CHALLENGE
Reproduce each line bearing the word "admixture".
:: DATA LISTING ::
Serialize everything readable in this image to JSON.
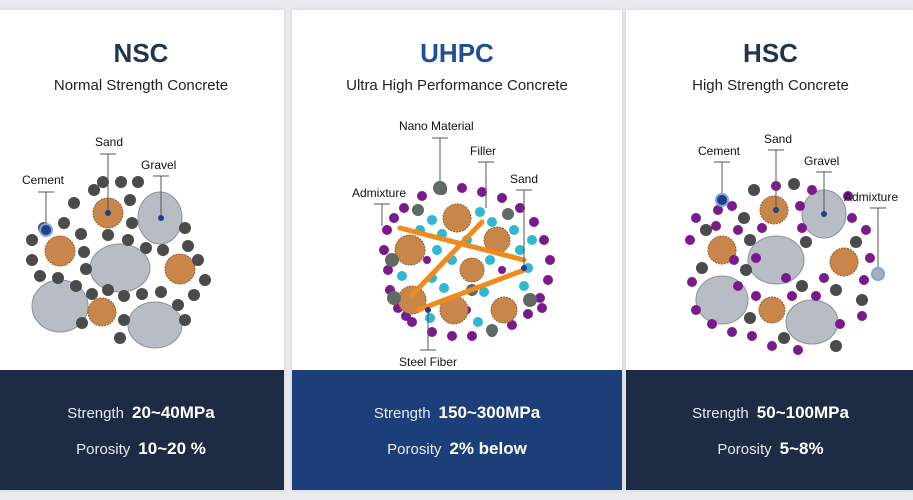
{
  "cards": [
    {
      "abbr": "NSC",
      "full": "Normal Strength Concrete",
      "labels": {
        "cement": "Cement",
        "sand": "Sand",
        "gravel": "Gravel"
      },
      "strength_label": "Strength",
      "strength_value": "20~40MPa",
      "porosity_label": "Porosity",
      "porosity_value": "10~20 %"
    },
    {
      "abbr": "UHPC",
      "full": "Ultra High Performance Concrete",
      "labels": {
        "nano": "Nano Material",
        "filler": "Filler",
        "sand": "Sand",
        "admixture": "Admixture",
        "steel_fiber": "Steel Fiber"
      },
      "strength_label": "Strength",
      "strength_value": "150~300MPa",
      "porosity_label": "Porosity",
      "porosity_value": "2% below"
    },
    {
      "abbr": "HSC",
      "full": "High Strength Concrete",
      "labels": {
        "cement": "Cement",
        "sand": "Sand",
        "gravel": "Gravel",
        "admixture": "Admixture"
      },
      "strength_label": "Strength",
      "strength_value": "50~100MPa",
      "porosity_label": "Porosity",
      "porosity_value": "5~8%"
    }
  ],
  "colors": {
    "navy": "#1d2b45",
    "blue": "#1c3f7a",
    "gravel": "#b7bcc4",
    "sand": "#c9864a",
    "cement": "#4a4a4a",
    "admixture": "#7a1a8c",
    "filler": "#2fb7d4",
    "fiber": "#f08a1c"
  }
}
:::
ANSWER TO THIS EXERCISE
        "admixture": "Admixture",
        "admixture": "Admixture"
    "admixture": "#7a1a8c",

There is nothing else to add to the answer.